## BEGIN Source material

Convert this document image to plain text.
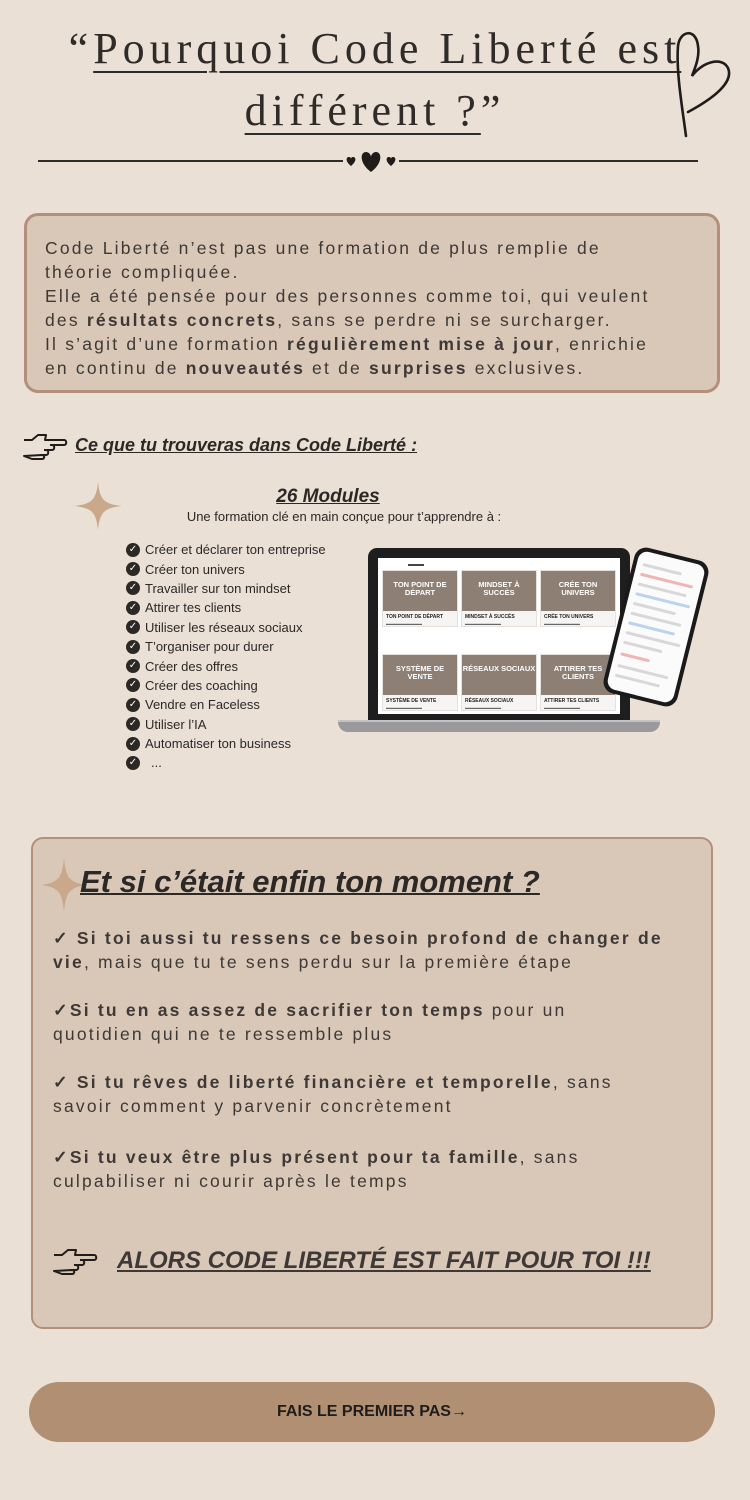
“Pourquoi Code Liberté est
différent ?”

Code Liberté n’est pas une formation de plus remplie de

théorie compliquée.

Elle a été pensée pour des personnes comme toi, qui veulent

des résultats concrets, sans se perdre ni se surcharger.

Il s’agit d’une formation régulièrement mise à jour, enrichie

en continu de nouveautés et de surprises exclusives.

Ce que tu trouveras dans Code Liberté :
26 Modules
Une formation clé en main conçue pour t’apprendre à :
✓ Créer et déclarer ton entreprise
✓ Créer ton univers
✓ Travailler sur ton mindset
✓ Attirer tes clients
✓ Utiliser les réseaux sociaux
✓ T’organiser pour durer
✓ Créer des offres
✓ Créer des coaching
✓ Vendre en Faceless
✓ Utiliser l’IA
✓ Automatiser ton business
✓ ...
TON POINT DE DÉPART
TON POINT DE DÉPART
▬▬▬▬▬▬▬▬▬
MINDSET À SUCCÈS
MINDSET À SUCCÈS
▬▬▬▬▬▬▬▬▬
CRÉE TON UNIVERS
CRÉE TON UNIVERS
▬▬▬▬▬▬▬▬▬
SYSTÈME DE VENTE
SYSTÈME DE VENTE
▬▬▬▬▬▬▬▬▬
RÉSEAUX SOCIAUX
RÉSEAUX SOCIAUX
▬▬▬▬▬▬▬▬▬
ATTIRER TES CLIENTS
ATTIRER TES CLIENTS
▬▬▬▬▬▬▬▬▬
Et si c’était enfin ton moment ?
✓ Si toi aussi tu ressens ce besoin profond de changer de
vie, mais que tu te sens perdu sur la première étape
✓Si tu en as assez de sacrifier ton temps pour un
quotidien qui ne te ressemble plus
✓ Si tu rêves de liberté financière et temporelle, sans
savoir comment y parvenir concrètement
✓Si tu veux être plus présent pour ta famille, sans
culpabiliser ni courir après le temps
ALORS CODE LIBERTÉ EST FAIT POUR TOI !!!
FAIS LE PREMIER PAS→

## END Source material
## BEGIN Source material

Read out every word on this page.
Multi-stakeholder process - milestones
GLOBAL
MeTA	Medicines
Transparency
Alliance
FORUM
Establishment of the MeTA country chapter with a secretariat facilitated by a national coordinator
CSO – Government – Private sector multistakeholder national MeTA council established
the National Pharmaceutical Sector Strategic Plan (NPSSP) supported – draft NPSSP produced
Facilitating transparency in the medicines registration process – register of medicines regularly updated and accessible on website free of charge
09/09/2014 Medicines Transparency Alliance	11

## END Source material

Copy each line that holds the word "this".

Convert this document image to plain text.
Read out every word on this page.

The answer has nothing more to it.